## Set problem
Reproduce the entries below verbatim, from the line containing "Y-axis label: Negative" through the line containing "207, 334, 211]", both included.

## Source data
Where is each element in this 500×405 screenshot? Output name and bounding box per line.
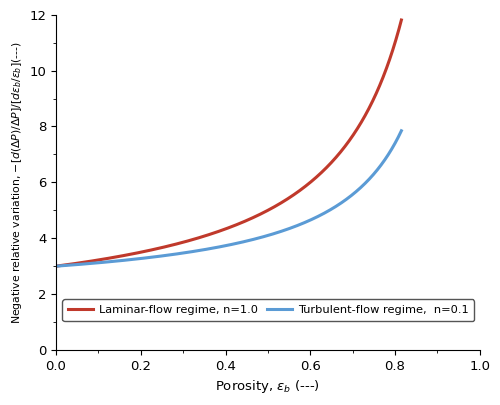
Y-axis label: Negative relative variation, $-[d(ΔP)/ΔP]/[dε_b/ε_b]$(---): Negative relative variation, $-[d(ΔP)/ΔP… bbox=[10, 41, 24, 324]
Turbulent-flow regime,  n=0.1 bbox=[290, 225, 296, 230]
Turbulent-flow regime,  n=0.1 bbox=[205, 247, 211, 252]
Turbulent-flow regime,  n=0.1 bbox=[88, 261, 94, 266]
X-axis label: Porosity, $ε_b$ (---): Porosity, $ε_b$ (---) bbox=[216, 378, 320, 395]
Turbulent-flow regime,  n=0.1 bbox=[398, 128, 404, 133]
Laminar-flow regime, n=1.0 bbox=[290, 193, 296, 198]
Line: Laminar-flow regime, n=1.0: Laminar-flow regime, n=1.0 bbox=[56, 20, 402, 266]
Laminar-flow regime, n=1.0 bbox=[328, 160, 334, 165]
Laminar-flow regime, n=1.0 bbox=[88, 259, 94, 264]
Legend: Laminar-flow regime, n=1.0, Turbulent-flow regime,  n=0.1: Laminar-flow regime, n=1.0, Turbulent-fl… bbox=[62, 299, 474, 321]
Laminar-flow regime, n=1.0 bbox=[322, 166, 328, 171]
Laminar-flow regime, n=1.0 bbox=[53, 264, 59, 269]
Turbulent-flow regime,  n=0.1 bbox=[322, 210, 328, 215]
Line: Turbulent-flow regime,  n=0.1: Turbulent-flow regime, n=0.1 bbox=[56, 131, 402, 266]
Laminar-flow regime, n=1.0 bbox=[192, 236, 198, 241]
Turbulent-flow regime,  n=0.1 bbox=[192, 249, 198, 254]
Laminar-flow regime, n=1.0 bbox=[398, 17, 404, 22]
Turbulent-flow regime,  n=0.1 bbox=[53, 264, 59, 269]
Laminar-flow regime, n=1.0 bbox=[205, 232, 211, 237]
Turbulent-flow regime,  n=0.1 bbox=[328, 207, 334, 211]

...

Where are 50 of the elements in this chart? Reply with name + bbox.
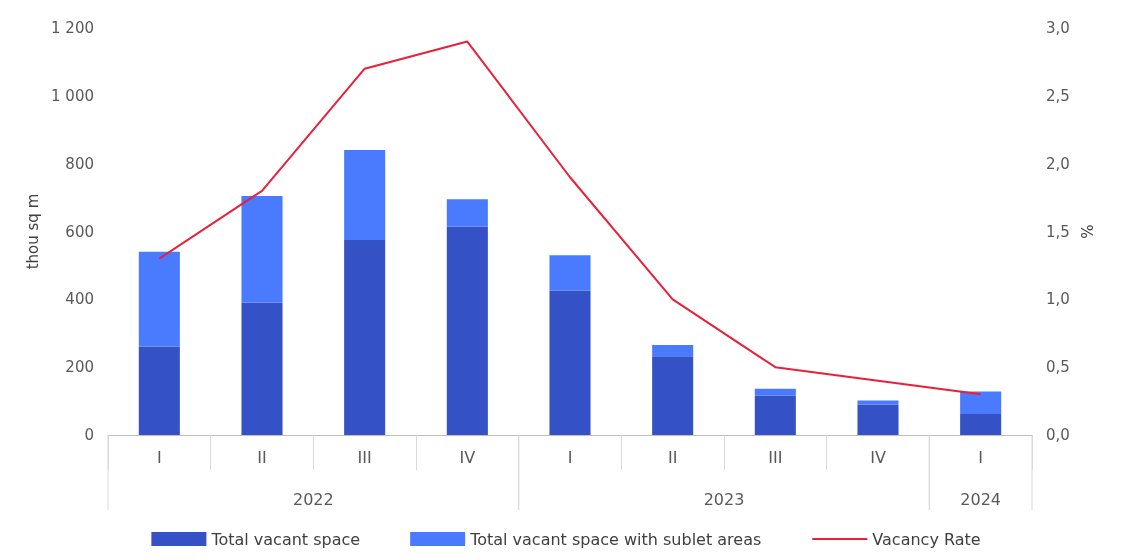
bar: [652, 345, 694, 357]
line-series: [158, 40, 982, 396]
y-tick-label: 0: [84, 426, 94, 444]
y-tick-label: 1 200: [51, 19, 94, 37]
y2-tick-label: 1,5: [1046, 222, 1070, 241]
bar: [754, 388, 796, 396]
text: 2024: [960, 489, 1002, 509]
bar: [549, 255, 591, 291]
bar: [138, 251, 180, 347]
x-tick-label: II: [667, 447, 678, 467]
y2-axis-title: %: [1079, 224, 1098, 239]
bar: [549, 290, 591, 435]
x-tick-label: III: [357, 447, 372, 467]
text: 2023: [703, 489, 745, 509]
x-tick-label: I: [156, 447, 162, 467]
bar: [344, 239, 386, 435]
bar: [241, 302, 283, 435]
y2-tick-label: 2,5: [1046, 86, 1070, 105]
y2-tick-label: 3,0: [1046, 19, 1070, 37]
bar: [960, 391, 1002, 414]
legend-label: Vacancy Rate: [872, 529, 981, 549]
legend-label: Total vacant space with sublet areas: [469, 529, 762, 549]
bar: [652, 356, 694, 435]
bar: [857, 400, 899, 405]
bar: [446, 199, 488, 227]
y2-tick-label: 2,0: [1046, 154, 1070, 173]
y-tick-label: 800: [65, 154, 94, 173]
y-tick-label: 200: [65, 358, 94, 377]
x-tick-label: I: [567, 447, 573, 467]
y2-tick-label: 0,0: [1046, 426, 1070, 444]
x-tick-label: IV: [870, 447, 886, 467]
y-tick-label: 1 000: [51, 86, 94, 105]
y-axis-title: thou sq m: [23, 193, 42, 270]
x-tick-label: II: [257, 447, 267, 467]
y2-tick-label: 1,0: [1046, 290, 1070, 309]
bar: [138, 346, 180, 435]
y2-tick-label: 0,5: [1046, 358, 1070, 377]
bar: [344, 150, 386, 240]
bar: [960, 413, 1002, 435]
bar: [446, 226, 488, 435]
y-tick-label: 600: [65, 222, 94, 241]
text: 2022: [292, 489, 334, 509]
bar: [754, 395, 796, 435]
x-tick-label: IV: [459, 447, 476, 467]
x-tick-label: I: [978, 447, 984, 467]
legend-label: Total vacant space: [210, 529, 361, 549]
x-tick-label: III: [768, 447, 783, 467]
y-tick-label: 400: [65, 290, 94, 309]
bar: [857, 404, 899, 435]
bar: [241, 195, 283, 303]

==

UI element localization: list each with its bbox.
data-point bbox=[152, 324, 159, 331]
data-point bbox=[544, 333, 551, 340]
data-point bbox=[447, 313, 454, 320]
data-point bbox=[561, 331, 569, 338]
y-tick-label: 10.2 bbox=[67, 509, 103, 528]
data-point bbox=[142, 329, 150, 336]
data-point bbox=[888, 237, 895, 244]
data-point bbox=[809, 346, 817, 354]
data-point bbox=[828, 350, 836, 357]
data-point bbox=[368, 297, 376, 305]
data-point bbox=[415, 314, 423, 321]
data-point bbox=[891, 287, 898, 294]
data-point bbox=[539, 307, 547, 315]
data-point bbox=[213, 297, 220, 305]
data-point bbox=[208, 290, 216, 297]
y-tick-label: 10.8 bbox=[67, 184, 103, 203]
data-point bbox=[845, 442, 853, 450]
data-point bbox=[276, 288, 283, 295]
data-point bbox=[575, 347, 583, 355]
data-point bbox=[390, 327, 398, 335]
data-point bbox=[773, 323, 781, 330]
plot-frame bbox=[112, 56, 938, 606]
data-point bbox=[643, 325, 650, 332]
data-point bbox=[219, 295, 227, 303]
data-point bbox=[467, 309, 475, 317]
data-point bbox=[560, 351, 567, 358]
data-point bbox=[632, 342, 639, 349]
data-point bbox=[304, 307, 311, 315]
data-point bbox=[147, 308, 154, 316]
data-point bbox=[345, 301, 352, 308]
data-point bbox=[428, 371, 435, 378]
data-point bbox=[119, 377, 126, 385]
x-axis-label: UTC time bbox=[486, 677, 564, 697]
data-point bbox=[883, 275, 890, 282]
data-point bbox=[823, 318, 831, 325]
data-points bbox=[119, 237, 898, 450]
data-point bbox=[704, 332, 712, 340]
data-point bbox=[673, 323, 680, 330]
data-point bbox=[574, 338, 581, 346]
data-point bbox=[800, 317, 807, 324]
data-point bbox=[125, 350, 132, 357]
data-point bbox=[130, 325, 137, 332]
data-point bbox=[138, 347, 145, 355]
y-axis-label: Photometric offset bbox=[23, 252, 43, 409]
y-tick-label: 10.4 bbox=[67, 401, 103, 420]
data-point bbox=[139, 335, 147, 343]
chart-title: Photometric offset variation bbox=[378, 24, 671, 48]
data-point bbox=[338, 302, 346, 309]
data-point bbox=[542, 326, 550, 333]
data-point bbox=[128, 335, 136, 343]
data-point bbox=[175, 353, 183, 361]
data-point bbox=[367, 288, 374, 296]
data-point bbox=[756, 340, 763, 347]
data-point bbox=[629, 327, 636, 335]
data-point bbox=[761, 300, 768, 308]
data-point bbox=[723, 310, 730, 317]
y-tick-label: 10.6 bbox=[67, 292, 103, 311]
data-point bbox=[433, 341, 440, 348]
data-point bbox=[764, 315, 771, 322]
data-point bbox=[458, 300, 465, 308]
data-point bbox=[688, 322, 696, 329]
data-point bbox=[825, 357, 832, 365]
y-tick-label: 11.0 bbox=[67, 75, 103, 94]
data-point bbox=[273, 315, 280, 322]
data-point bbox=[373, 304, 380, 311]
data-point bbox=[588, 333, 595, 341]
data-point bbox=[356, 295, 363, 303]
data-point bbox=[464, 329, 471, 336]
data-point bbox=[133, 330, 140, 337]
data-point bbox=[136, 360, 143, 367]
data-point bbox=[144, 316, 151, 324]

## Result below
Y-axis label: Negative relative variation, $-[d(ΔP)/ΔP]/[dε_b/ε_b]$(---): Negative relative variation, $-[d(ΔP)/ΔP… bbox=[10, 41, 24, 324]
Turbulent-flow regime,  n=0.1 bbox=[290, 225, 296, 230]
Turbulent-flow regime,  n=0.1 bbox=[205, 247, 211, 252]
Turbulent-flow regime,  n=0.1 bbox=[88, 261, 94, 266]
X-axis label: Porosity, $ε_b$ (---): Porosity, $ε_b$ (---) bbox=[216, 378, 320, 395]
Turbulent-flow regime,  n=0.1 bbox=[398, 128, 404, 133]
Laminar-flow regime, n=1.0 bbox=[290, 193, 296, 198]
Line: Laminar-flow regime, n=1.0: Laminar-flow regime, n=1.0 bbox=[56, 20, 402, 266]
Laminar-flow regime, n=1.0 bbox=[328, 160, 334, 165]
Laminar-flow regime, n=1.0 bbox=[88, 259, 94, 264]
Legend: Laminar-flow regime, n=1.0, Turbulent-flow regime,  n=0.1: Laminar-flow regime, n=1.0, Turbulent-fl… bbox=[62, 299, 474, 321]
Laminar-flow regime, n=1.0 bbox=[322, 166, 328, 171]
Laminar-flow regime, n=1.0 bbox=[53, 264, 59, 269]
Turbulent-flow regime,  n=0.1 bbox=[322, 210, 328, 215]
Line: Turbulent-flow regime,  n=0.1: Turbulent-flow regime, n=0.1 bbox=[56, 131, 402, 266]
Laminar-flow regime, n=1.0 bbox=[192, 236, 198, 241]
Turbulent-flow regime,  n=0.1 bbox=[192, 249, 198, 254]
Laminar-flow regime, n=1.0 bbox=[398, 17, 404, 22]
Turbulent-flow regime,  n=0.1 bbox=[53, 264, 59, 269]
Laminar-flow regime, n=1.0 bbox=[205, 232, 211, 237]
Turbulent-flow regime,  n=0.1 bbox=[328, 207, 334, 211]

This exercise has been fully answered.